### What the exercise asks
Pull out each line of the records holding the string "icon".

### Supplied records
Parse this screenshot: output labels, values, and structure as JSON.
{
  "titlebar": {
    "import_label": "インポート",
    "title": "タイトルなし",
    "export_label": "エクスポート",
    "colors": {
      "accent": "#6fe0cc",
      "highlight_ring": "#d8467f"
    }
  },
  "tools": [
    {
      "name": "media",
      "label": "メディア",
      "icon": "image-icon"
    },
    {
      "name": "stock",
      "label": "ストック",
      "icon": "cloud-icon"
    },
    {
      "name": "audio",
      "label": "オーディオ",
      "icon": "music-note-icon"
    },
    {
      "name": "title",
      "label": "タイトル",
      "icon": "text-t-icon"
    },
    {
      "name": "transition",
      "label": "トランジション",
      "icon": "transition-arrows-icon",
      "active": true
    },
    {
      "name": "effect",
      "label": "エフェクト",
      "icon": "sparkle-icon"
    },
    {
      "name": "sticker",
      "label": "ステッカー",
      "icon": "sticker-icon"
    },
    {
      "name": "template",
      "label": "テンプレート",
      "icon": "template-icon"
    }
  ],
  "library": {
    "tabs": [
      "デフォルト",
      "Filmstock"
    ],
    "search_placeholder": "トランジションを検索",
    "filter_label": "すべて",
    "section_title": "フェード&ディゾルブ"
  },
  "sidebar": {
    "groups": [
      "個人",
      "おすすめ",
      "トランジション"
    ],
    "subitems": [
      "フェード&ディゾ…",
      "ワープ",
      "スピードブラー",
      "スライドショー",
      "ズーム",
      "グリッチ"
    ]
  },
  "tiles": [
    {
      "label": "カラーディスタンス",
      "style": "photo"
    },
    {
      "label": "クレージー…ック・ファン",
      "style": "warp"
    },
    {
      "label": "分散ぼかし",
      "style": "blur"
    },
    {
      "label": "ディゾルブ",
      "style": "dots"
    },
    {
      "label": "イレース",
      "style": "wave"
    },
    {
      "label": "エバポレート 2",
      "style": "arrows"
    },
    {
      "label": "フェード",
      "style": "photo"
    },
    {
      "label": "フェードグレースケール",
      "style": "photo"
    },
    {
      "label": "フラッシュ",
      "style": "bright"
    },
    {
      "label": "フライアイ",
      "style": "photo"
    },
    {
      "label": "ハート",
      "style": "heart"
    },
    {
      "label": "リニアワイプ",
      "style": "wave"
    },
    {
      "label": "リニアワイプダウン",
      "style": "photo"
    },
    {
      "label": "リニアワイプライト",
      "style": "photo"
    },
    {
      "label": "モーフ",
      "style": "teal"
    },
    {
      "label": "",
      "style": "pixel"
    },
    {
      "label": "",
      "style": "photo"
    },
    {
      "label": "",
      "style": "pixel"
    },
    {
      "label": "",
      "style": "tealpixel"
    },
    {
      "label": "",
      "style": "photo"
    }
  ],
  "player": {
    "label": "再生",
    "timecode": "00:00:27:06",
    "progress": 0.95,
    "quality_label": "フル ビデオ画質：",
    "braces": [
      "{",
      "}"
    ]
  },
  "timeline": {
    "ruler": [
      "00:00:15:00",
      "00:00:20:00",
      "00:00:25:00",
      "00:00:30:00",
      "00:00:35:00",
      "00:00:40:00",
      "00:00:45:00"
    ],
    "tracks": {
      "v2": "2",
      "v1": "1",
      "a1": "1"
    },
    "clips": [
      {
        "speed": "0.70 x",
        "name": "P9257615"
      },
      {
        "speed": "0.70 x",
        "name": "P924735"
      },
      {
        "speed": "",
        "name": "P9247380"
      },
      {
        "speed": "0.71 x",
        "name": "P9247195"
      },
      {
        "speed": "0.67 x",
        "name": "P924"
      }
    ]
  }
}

### Final result
      "icon": "image-icon"
      "icon": "cloud-icon"
      "icon": "music-note-icon"
      "icon": "text-t-icon"
      "icon": "transition-arrows-icon",
      "icon": "sparkle-icon"
      "icon": "sticker-icon"
      "icon": "template-icon"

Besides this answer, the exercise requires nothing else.